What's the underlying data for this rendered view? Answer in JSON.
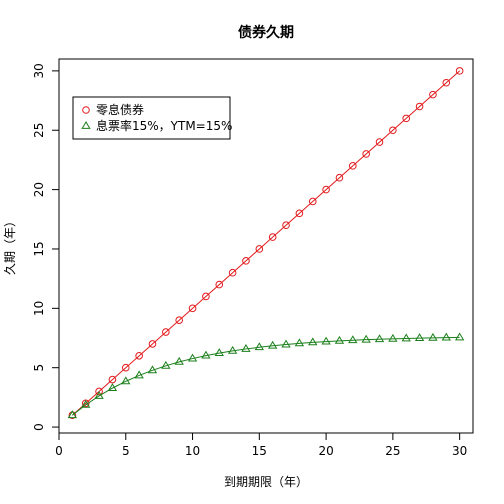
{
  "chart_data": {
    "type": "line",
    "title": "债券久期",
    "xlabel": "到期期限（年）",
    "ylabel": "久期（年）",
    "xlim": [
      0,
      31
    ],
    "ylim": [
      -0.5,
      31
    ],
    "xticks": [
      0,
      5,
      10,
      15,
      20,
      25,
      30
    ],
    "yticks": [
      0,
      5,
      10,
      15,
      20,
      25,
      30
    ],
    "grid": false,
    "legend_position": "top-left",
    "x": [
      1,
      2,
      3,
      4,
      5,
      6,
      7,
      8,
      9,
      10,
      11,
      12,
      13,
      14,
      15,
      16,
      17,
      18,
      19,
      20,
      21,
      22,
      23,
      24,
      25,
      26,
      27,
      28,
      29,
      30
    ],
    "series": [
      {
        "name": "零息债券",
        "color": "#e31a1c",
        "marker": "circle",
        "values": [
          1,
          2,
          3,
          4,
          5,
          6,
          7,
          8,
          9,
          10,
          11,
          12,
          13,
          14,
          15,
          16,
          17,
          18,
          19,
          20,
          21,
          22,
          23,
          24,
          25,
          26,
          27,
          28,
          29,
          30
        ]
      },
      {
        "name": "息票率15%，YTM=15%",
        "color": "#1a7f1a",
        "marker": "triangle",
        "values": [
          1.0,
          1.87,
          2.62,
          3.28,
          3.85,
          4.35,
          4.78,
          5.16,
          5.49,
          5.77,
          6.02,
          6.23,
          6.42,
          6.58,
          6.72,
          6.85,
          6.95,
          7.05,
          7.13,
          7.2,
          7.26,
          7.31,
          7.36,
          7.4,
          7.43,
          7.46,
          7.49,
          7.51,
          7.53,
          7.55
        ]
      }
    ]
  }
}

-------

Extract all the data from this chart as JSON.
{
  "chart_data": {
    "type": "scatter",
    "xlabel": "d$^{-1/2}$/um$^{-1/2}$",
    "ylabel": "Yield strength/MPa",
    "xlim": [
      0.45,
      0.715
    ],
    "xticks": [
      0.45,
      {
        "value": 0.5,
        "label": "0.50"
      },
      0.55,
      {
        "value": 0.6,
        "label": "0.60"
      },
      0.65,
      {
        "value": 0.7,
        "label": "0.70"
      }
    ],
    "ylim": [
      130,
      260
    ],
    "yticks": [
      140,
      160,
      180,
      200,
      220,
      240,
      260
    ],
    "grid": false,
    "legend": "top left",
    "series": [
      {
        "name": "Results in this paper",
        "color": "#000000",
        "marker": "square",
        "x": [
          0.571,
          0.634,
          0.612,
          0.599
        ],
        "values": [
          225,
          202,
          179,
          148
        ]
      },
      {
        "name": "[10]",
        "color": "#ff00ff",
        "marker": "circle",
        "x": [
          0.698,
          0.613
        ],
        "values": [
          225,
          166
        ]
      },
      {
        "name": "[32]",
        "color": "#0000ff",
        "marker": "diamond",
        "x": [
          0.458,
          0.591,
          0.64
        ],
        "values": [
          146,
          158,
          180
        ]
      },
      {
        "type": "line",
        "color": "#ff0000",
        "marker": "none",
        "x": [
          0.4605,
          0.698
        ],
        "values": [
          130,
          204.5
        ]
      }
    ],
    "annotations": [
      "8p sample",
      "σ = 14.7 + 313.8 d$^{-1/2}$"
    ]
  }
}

-------

• [YOUR GOAL]
Say how many lines have the string "JSON" in them, offering no words beyond the number.

• [WRITTEN ANSWER]
2